Exercise requirements —
Among the following entries, count the lines that contain "λειτουργία" and report only the result.

Input material —
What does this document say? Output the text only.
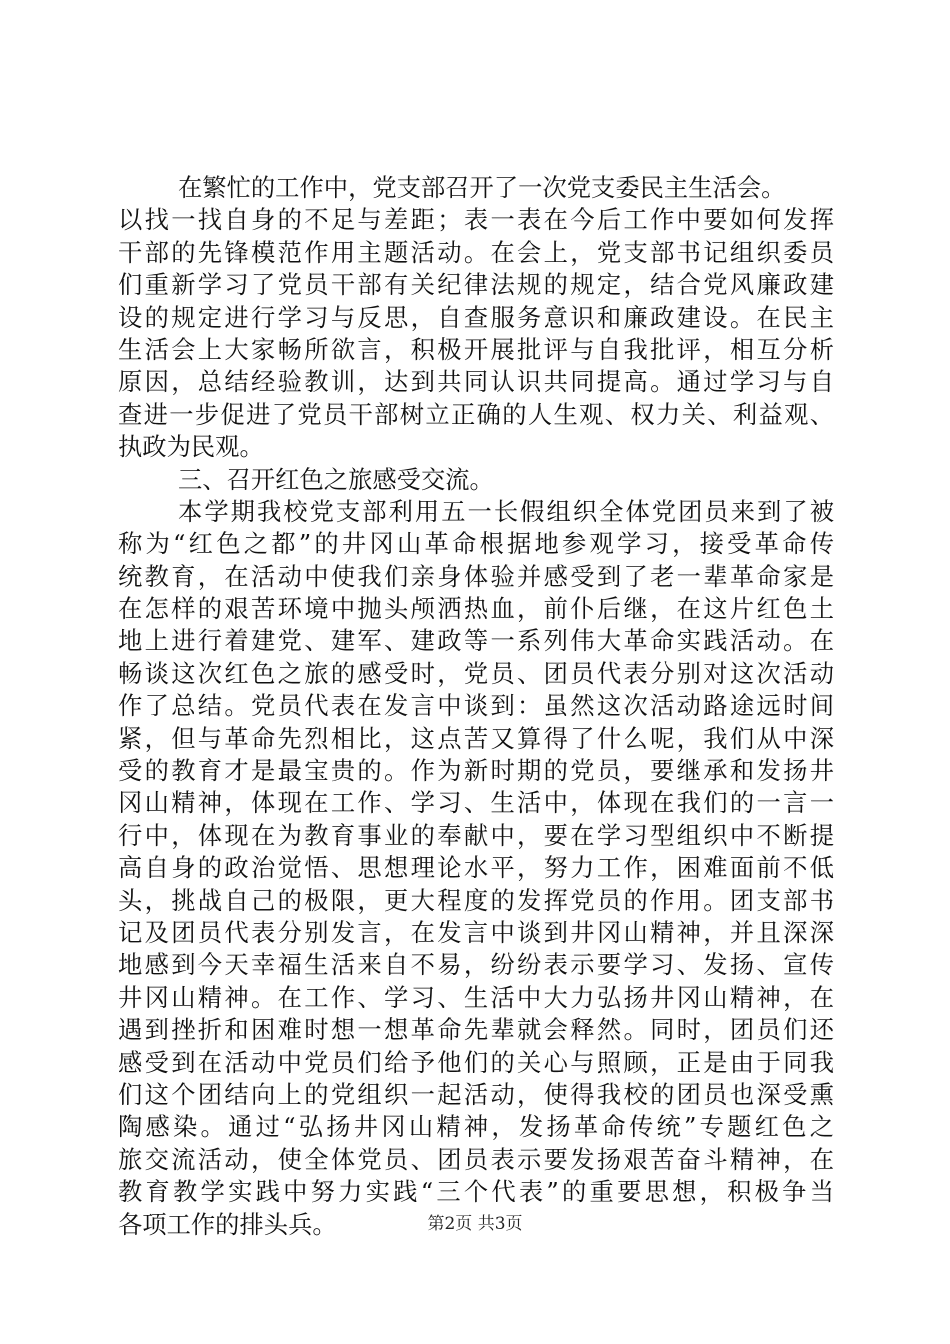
在繁忙的工作中，党支部召开了一次党支委民主生活会。
以找一找自身的不足与差距；表一表在今后工作中要如何发挥
干部的先锋模范作用主题活动。在会上，党支部书记组织委员
们重新学习了党员干部有关纪律法规的规定，结合党风廉政建
设的规定进行学习与反思，自查服务意识和廉政建设。在民主
生活会上大家畅所欲言，积极开展批评与自我批评，相互分析
原因，总结经验教训，达到共同认识共同提高。通过学习与自
查进一步促进了党员干部树立正确的人生观、权力关、利益观、
执政为民观。
三、召开红色之旅感受交流。
本学期我校党支部利用五一长假组织全体党团员来到了被
称为“红色之都”的井冈山革命根据地参观学习，接受革命传
统教育，在活动中使我们亲身体验并感受到了老一辈革命家是
在怎样的艰苦环境中抛头颅洒热血，前仆后继，在这片红色土
地上进行着建党、建军、建政等一系列伟大革命实践活动。在
畅谈这次红色之旅的感受时，党员、团员代表分别对这次活动
作了总结。党员代表在发言中谈到：虽然这次活动路途远时间
紧，但与革命先烈相比，这点苦又算得了什么呢，我们从中深
受的教育才是最宝贵的。作为新时期的党员，要继承和发扬井
冈山精神，体现在工作、学习、生活中，体现在我们的一言一
行中，体现在为教育事业的奉献中，要在学习型组织中不断提
高自身的政治觉悟、思想理论水平，努力工作，困难面前不低
头，挑战自己的极限，更大程度的发挥党员的作用。团支部书
记及团员代表分别发言，在发言中谈到井冈山精神，并且深深
地感到今天幸福生活来自不易，纷纷表示要学习、发扬、宣传
井冈山精神。在工作、学习、生活中大力弘扬井冈山精神，在
遇到挫折和困难时想一想革命先辈就会释然。同时，团员们还
感受到在活动中党员们给予他们的关心与照顾，正是由于同我
们这个团结向上的党组织一起活动，使得我校的团员也深受熏
陶感染。通过“弘扬井冈山精神，发扬革命传统”专题红色之
旅交流活动，使全体党员、团员表示要发扬艰苦奋斗精神，在
教育教学实践中努力实践“三个代表”的重要思想，积极争当
各项工作的排头兵。	第2页 共3页
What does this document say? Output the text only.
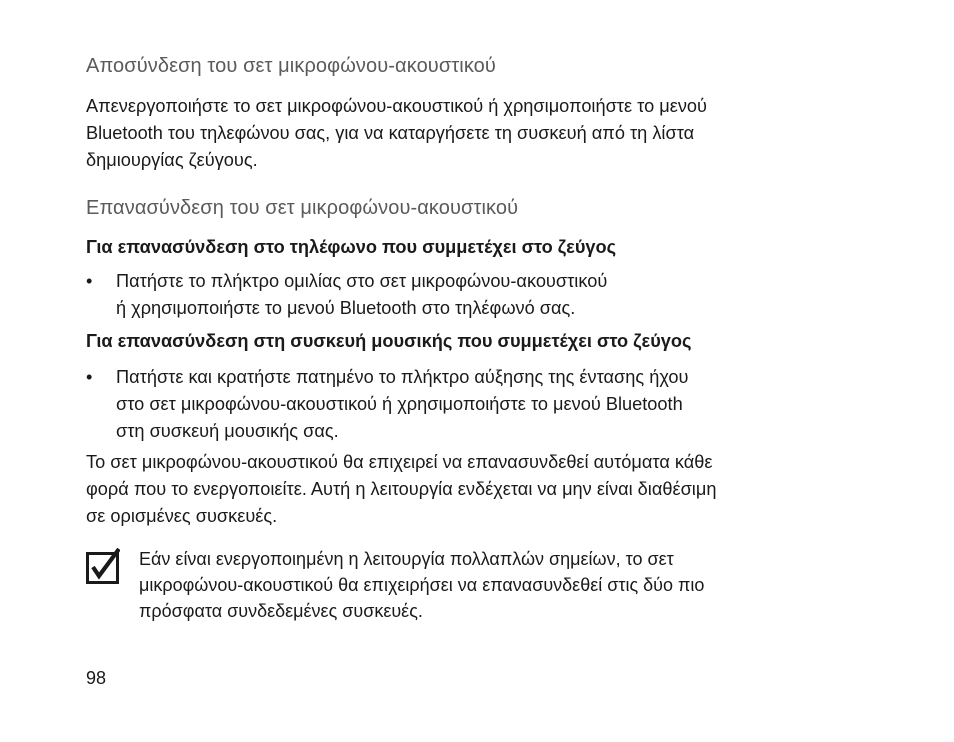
Αποσύνδεση του σετ μικροφώνου-ακουστικού

Απενεργοποιήστε το σετ μικροφώνου-ακουστικού ή χρησιμοποιήστε το μενού
Bluetooth του τηλεφώνου σας, για να καταργήσετε τη συσκευή από τη λίστα
δημιουργίας ζεύγους.

Επανασύνδεση του σετ μικροφώνου-ακουστικού

Για επανασύνδεση στο τηλέφωνο που συμμετέχει στο ζεύγος

• Πατήστε το πλήκτρο ομιλίας στο σετ μικροφώνου-ακουστικού
ή χρησιμοποιήστε το μενού Bluetooth στο τηλέφωνό σας.

Για επανασύνδεση στη συσκευή μουσικής που συμμετέχει στο ζεύγος

• Πατήστε και κρατήστε πατημένο το πλήκτρο αύξησης της έντασης ήχου
στο σετ μικροφώνου-ακουστικού ή χρησιμοποιήστε το μενού Bluetooth
στη συσκευή μουσικής σας.

Το σετ μικροφώνου-ακουστικού θα επιχειρεί να επανασυνδεθεί αυτόματα κάθε
φορά που το ενεργοποιείτε. Αυτή η λειτουργία ενδέχεται να μην είναι διαθέσιμη
σε ορισμένες συσκευές.

Εάν είναι ενεργοποιημένη η λειτουργία πολλαπλών σημείων, το σετ
μικροφώνου-ακουστικού θα επιχειρήσει να επανασυνδεθεί στις δύο πιο
πρόσφατα συνδεδεμένες συσκευές.

98
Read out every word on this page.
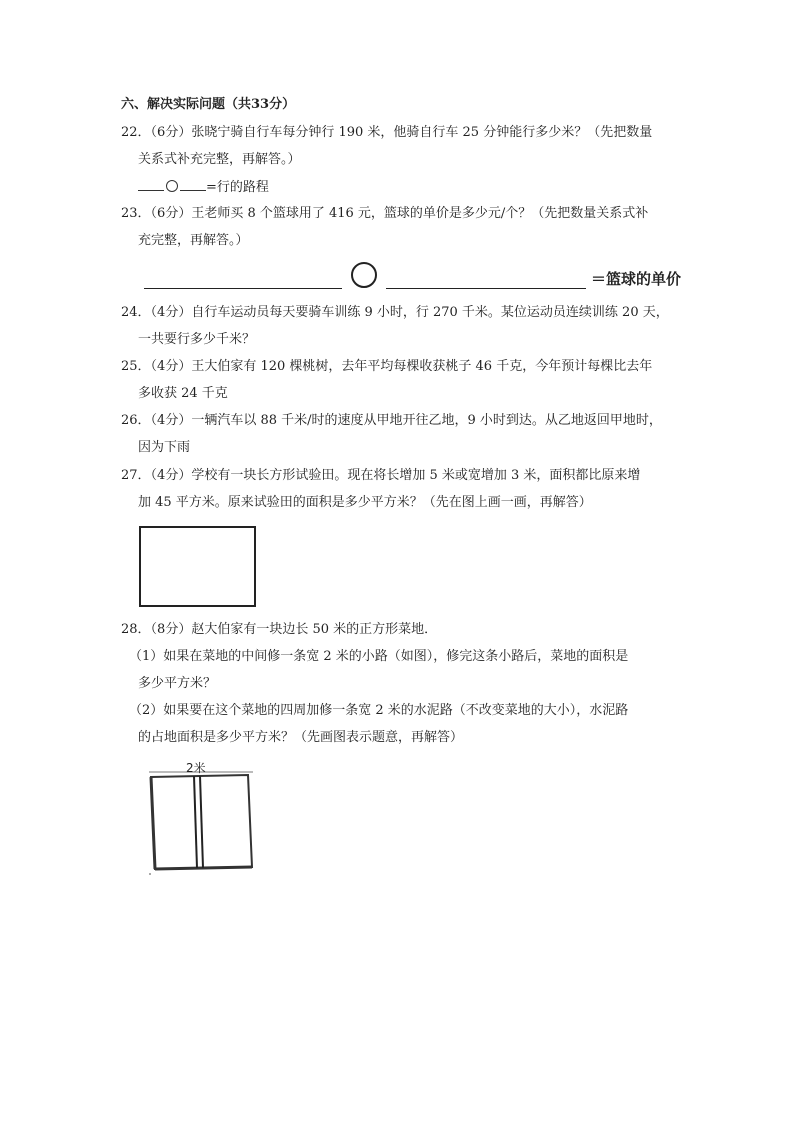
六、解决实际问题（共33分）
22．（6分）张晓宁骑自行车每分钟行 190 米，他骑自行车 25 分钟能行多少米？（先把数量
关系式补充完整，再解答。）
=行的路程
23．（6分）王老师买 8 个篮球用了 416 元，篮球的单价是多少元/个？（先把数量关系式补
充完整，再解答。）
＝篮球的单价
24．（4分）自行车运动员每天要骑车训练 9 小时，行 270 千米。某位运动员连续训练 20 天，
一共要行多少千米？
25．（4分）王大伯家有 120 棵桃树，去年平均每棵收获桃子 46 千克，今年预计每棵比去年
多收获 24 千克
26．（4分）一辆汽车以 88 千米/时的速度从甲地开往乙地，9 小时到达。从乙地返回甲地时，
因为下雨
27．（4分）学校有一块长方形试验田。现在将长增加 5 米或宽增加 3 米，面积都比原来增
加 45 平方米。原来试验田的面积是多少平方米？（先在图上画一画，再解答）
28．（8分）赵大伯家有一块边长 50 米的正方形菜地．
（1）如果在菜地的中间修一条宽 2 米的小路（如图），修完这条小路后，菜地的面积是
多少平方米？
（2）如果要在这个菜地的四周加修一条宽 2 米的水泥路（不改变菜地的大小），水泥路
的占地面积是多少平方米？（先画图表示题意，再解答）
2米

Answer to this exercise —
2